**STORED DATA:**

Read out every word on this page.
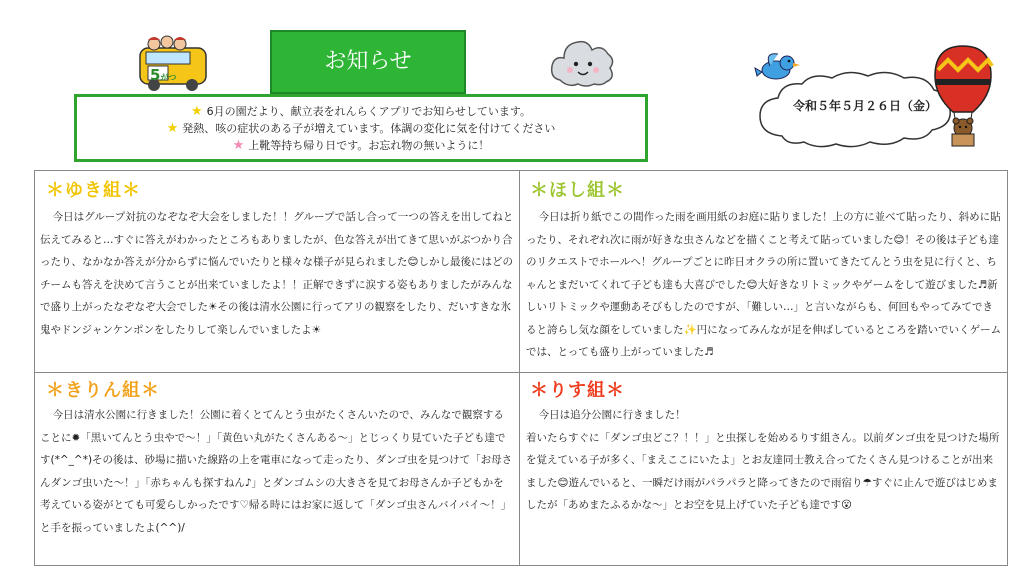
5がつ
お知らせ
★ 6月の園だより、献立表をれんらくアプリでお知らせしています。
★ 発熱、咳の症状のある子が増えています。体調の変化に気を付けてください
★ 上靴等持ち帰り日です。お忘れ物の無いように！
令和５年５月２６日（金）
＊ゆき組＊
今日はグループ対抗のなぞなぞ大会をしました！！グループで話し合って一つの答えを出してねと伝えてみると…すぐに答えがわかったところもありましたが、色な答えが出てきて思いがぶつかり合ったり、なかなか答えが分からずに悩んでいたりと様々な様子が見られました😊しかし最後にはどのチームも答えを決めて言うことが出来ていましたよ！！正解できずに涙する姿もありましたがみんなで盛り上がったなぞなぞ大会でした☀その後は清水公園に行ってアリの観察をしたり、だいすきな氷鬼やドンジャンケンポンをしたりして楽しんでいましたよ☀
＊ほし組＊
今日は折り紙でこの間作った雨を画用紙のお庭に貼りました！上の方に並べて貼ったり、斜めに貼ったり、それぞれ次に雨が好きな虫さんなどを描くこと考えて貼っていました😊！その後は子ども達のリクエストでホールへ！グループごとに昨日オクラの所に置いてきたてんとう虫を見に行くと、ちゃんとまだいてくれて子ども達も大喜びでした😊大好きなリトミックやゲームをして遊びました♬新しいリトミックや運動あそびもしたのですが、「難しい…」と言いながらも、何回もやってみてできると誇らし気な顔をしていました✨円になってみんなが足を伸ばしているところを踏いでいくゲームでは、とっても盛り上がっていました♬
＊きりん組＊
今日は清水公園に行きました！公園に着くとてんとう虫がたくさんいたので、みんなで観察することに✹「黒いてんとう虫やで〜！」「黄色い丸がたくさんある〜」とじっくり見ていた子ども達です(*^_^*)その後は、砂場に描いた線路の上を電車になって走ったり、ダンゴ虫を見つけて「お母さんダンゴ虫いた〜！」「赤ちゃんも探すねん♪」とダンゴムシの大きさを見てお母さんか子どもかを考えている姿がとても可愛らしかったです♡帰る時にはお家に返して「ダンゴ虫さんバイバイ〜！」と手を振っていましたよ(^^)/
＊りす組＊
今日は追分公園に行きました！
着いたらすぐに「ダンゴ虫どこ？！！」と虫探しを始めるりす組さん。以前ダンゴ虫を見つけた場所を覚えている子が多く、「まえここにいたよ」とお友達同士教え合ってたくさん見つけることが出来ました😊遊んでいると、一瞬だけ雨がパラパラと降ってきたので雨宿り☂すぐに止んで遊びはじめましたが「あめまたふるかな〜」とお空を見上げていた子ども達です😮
--
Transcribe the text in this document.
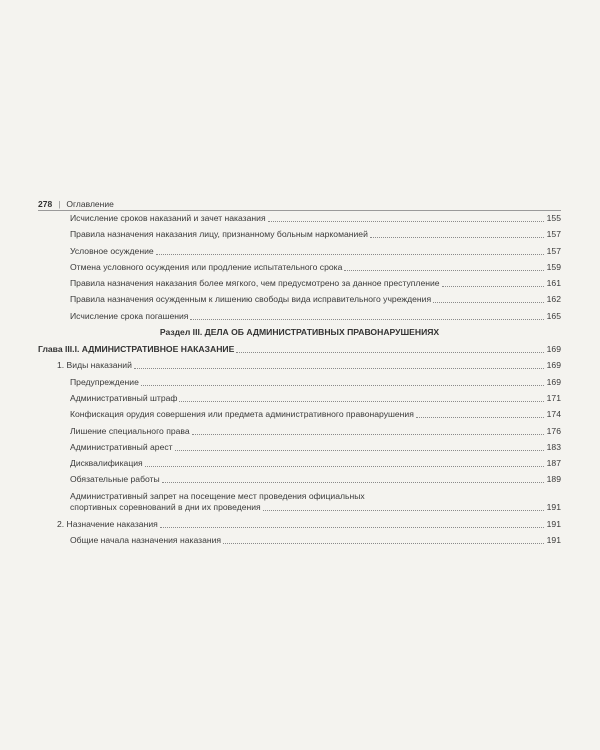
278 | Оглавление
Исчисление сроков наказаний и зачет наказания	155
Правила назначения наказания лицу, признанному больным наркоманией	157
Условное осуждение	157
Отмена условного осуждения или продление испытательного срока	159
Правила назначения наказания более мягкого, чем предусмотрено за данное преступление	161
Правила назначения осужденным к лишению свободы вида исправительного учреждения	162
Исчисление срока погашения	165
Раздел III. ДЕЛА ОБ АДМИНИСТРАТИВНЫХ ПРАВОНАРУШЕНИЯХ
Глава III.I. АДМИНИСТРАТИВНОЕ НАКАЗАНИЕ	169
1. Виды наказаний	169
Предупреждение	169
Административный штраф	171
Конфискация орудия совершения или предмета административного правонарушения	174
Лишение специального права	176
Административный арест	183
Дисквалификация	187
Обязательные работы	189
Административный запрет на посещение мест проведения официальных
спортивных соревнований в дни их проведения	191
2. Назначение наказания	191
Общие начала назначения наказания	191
...
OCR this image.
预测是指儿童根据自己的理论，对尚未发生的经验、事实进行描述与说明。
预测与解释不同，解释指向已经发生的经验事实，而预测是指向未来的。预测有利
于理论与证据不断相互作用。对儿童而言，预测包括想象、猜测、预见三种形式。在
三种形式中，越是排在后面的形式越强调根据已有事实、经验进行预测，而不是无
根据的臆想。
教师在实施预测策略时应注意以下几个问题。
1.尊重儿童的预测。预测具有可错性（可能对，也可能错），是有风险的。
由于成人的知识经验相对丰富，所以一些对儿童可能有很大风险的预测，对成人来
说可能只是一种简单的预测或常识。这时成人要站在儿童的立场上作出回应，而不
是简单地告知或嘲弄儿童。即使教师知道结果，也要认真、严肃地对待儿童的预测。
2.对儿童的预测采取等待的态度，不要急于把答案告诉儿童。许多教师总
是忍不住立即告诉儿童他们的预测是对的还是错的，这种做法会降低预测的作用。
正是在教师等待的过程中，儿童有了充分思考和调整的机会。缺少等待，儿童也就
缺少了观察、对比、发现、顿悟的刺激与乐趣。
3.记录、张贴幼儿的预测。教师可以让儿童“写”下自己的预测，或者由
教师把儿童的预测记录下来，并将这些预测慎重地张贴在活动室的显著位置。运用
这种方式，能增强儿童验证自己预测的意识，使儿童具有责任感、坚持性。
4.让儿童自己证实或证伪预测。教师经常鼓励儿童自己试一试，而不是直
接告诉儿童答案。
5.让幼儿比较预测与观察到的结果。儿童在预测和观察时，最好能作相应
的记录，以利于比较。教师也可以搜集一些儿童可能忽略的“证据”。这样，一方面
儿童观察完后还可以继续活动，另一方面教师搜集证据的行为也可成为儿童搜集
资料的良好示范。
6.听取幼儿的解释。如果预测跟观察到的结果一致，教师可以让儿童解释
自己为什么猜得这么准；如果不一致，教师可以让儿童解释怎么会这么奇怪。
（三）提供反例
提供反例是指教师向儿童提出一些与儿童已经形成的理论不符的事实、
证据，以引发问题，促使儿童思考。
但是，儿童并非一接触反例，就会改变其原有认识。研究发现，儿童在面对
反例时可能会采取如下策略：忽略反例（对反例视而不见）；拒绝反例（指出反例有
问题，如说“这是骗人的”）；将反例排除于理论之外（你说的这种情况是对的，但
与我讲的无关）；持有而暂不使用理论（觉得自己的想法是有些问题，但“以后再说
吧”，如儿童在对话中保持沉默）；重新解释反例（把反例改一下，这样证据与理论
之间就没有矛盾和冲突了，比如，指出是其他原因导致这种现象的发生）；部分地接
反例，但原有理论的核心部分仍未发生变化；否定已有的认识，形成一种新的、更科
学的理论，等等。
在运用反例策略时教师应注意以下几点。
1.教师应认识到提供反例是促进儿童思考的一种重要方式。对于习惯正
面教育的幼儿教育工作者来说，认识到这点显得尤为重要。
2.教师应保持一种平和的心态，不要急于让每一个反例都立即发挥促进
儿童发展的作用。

**EXERCISE AIM:** Pull out every line of the entries that includes the word "назначения".

**THE ANSWER:**
Правила назначения наказания лицу, признанному больным наркоманией	157
Правила назначения наказания более мягкого, чем предусмотрено за данное преступление	161
Правила назначения осужденным к лишению свободы вида исправительного учреждения	162
Общие начала назначения наказания	191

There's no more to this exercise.